(Items from a dataset)
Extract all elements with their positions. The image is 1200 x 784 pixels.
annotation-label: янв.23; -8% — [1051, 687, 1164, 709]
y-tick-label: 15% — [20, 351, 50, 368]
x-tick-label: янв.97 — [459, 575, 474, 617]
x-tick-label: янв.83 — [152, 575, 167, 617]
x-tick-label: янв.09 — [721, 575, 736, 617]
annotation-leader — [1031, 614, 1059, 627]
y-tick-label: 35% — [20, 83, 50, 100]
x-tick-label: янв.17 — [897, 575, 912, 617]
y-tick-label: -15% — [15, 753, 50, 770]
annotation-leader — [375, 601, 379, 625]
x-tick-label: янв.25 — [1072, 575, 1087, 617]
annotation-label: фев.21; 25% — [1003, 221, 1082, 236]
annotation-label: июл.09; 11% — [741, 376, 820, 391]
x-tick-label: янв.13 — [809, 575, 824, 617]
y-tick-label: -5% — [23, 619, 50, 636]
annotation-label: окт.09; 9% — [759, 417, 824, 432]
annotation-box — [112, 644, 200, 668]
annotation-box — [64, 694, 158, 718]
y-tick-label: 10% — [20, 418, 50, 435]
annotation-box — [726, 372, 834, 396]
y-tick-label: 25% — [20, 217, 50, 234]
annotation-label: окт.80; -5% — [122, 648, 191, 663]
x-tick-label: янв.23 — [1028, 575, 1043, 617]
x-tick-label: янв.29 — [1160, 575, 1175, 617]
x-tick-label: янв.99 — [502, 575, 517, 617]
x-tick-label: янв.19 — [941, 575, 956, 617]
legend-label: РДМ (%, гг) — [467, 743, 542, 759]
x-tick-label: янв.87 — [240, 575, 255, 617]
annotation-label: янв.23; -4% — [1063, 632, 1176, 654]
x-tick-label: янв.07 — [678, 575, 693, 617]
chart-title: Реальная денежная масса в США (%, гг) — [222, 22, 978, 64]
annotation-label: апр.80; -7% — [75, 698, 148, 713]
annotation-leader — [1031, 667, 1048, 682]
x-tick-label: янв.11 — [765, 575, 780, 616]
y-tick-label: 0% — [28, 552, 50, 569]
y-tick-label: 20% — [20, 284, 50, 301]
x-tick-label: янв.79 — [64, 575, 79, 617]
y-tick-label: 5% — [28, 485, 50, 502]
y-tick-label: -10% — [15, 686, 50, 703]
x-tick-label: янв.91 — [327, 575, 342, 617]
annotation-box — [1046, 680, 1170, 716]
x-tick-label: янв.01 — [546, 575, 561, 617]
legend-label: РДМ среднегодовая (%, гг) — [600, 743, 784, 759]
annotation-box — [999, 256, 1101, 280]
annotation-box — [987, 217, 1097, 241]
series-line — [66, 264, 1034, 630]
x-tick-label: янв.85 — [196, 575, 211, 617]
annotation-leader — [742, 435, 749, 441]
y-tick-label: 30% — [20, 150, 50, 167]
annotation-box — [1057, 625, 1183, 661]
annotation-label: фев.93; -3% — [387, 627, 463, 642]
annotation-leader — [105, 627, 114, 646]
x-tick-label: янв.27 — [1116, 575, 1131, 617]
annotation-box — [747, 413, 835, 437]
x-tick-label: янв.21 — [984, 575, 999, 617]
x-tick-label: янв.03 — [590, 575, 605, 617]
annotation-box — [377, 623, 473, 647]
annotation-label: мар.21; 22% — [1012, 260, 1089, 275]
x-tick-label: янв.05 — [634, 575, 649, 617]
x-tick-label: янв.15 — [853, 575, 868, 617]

• [Your goal]: Reproduce every line of the items above with no changes at all.

• [Result of this exercise]:
Extract all elements with their positions. The image is 1200 x 784 pixels.
annotation-label: янв.23; -8% — [1051, 687, 1164, 709]
y-tick-label: 15% — [20, 351, 50, 368]
x-tick-label: янв.97 — [459, 575, 474, 617]
x-tick-label: янв.83 — [152, 575, 167, 617]
x-tick-label: янв.09 — [721, 575, 736, 617]
annotation-leader — [1031, 614, 1059, 627]
y-tick-label: 35% — [20, 83, 50, 100]
x-tick-label: янв.17 — [897, 575, 912, 617]
y-tick-label: -15% — [15, 753, 50, 770]
annotation-leader — [375, 601, 379, 625]
x-tick-label: янв.25 — [1072, 575, 1087, 617]
annotation-label: фев.21; 25% — [1003, 221, 1082, 236]
annotation-label: июл.09; 11% — [741, 376, 820, 391]
x-tick-label: янв.13 — [809, 575, 824, 617]
y-tick-label: -5% — [23, 619, 50, 636]
annotation-label: окт.09; 9% — [759, 417, 824, 432]
annotation-box — [112, 644, 200, 668]
annotation-box — [64, 694, 158, 718]
y-tick-label: 10% — [20, 418, 50, 435]
annotation-box — [726, 372, 834, 396]
y-tick-label: 25% — [20, 217, 50, 234]
annotation-label: окт.80; -5% — [122, 648, 191, 663]
x-tick-label: янв.23 — [1028, 575, 1043, 617]
x-tick-label: янв.29 — [1160, 575, 1175, 617]
x-tick-label: янв.99 — [502, 575, 517, 617]
x-tick-label: янв.19 — [941, 575, 956, 617]
legend-label: РДМ (%, гг) — [467, 743, 542, 759]
x-tick-label: янв.87 — [240, 575, 255, 617]
annotation-label: янв.23; -4% — [1063, 632, 1176, 654]
x-tick-label: янв.07 — [678, 575, 693, 617]
chart-title: Реальная денежная масса в США (%, гг) — [222, 22, 978, 64]
annotation-label: апр.80; -7% — [75, 698, 148, 713]
annotation-leader — [1031, 667, 1048, 682]
x-tick-label: янв.11 — [765, 575, 780, 616]
y-tick-label: 0% — [28, 552, 50, 569]
y-tick-label: 20% — [20, 284, 50, 301]
x-tick-label: янв.79 — [64, 575, 79, 617]
y-tick-label: 5% — [28, 485, 50, 502]
y-tick-label: -10% — [15, 686, 50, 703]
x-tick-label: янв.91 — [327, 575, 342, 617]
annotation-box — [1046, 680, 1170, 716]
x-tick-label: янв.01 — [546, 575, 561, 617]
legend-label: РДМ среднегодовая (%, гг) — [600, 743, 784, 759]
annotation-box — [999, 256, 1101, 280]
annotation-box — [987, 217, 1097, 241]
series-line — [66, 264, 1034, 630]
x-tick-label: янв.85 — [196, 575, 211, 617]
annotation-leader — [742, 435, 749, 441]
y-tick-label: 30% — [20, 150, 50, 167]
annotation-box — [1057, 625, 1183, 661]
annotation-label: фев.93; -3% — [387, 627, 463, 642]
annotation-leader — [105, 627, 114, 646]
x-tick-label: янв.27 — [1116, 575, 1131, 617]
annotation-box — [747, 413, 835, 437]
x-tick-label: янв.21 — [984, 575, 999, 617]
x-tick-label: янв.03 — [590, 575, 605, 617]
annotation-box — [377, 623, 473, 647]
annotation-label: мар.21; 22% — [1012, 260, 1089, 275]
x-tick-label: янв.05 — [634, 575, 649, 617]
x-tick-label: янв.15 — [853, 575, 868, 617]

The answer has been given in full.